• _WHAT YOU WILL DO_: The records below must be written out exactly, with every picture left behind.

***** DATA FOR THE TASK *****

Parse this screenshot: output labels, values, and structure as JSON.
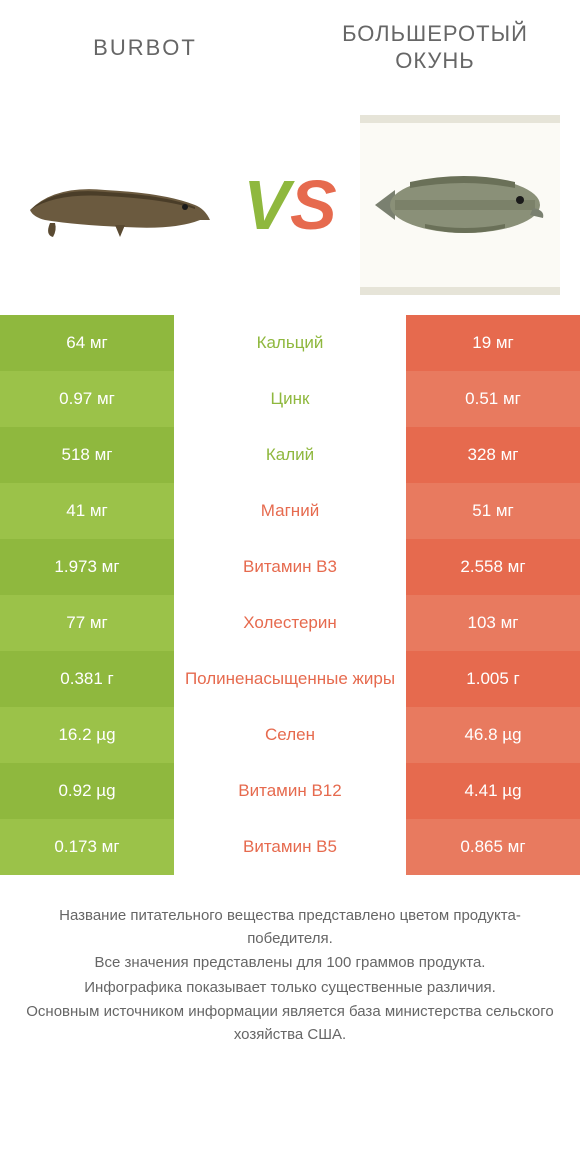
{
  "colors": {
    "left_primary": "#8fb83e",
    "left_alt": "#9bc249",
    "right_primary": "#e66a4e",
    "right_alt": "#e87a5f",
    "mid_left_text": "#8fb83e",
    "mid_right_text": "#e66a4e",
    "body_text": "#666666"
  },
  "header": {
    "left": "BURBOT",
    "right": "БОЛЬШЕРОТЫЙ ОКУНЬ"
  },
  "vs": {
    "v": "V",
    "s": "S"
  },
  "rows": [
    {
      "left": "64 мг",
      "mid": "Кальций",
      "right": "19 мг",
      "winner": "left"
    },
    {
      "left": "0.97 мг",
      "mid": "Цинк",
      "right": "0.51 мг",
      "winner": "left"
    },
    {
      "left": "518 мг",
      "mid": "Калий",
      "right": "328 мг",
      "winner": "left"
    },
    {
      "left": "41 мг",
      "mid": "Магний",
      "right": "51 мг",
      "winner": "right"
    },
    {
      "left": "1.973 мг",
      "mid": "Витамин B3",
      "right": "2.558 мг",
      "winner": "right"
    },
    {
      "left": "77 мг",
      "mid": "Холестерин",
      "right": "103 мг",
      "winner": "right"
    },
    {
      "left": "0.381 г",
      "mid": "Полиненасыщенные жиры",
      "right": "1.005 г",
      "winner": "right"
    },
    {
      "left": "16.2 µg",
      "mid": "Селен",
      "right": "46.8 µg",
      "winner": "right"
    },
    {
      "left": "0.92 µg",
      "mid": "Витамин B12",
      "right": "4.41 µg",
      "winner": "right"
    },
    {
      "left": "0.173 мг",
      "mid": "Витамин B5",
      "right": "0.865 мг",
      "winner": "right"
    }
  ],
  "footer": {
    "l1": "Название питательного вещества представлено цветом продукта-победителя.",
    "l2": "Все значения представлены для 100 граммов продукта.",
    "l3": "Инфографика показывает только существенные различия.",
    "l4": "Основным источником информации является база министерства сельского хозяйства США."
  }
}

*****

• _THE RESULT_:
Parse this screenshot: output labels, values, and structure as JSON.
{
  "colors": {
    "left_primary": "#8fb83e",
    "left_alt": "#9bc249",
    "right_primary": "#e66a4e",
    "right_alt": "#e87a5f",
    "mid_left_text": "#8fb83e",
    "mid_right_text": "#e66a4e",
    "body_text": "#666666"
  },
  "header": {
    "left": "BURBOT",
    "right": "БОЛЬШЕРОТЫЙ ОКУНЬ"
  },
  "vs": {
    "v": "V",
    "s": "S"
  },
  "rows": [
    {
      "left": "64 мг",
      "mid": "Кальций",
      "right": "19 мг",
      "winner": "left"
    },
    {
      "left": "0.97 мг",
      "mid": "Цинк",
      "right": "0.51 мг",
      "winner": "left"
    },
    {
      "left": "518 мг",
      "mid": "Калий",
      "right": "328 мг",
      "winner": "left"
    },
    {
      "left": "41 мг",
      "mid": "Магний",
      "right": "51 мг",
      "winner": "right"
    },
    {
      "left": "1.973 мг",
      "mid": "Витамин B3",
      "right": "2.558 мг",
      "winner": "right"
    },
    {
      "left": "77 мг",
      "mid": "Холестерин",
      "right": "103 мг",
      "winner": "right"
    },
    {
      "left": "0.381 г",
      "mid": "Полиненасыщенные жиры",
      "right": "1.005 г",
      "winner": "right"
    },
    {
      "left": "16.2 µg",
      "mid": "Селен",
      "right": "46.8 µg",
      "winner": "right"
    },
    {
      "left": "0.92 µg",
      "mid": "Витамин B12",
      "right": "4.41 µg",
      "winner": "right"
    },
    {
      "left": "0.173 мг",
      "mid": "Витамин B5",
      "right": "0.865 мг",
      "winner": "right"
    }
  ],
  "footer": {
    "l1": "Название питательного вещества представлено цветом продукта-победителя.",
    "l2": "Все значения представлены для 100 граммов продукта.",
    "l3": "Инфографика показывает только существенные различия.",
    "l4": "Основным источником информации является база министерства сельского хозяйства США."
  }
}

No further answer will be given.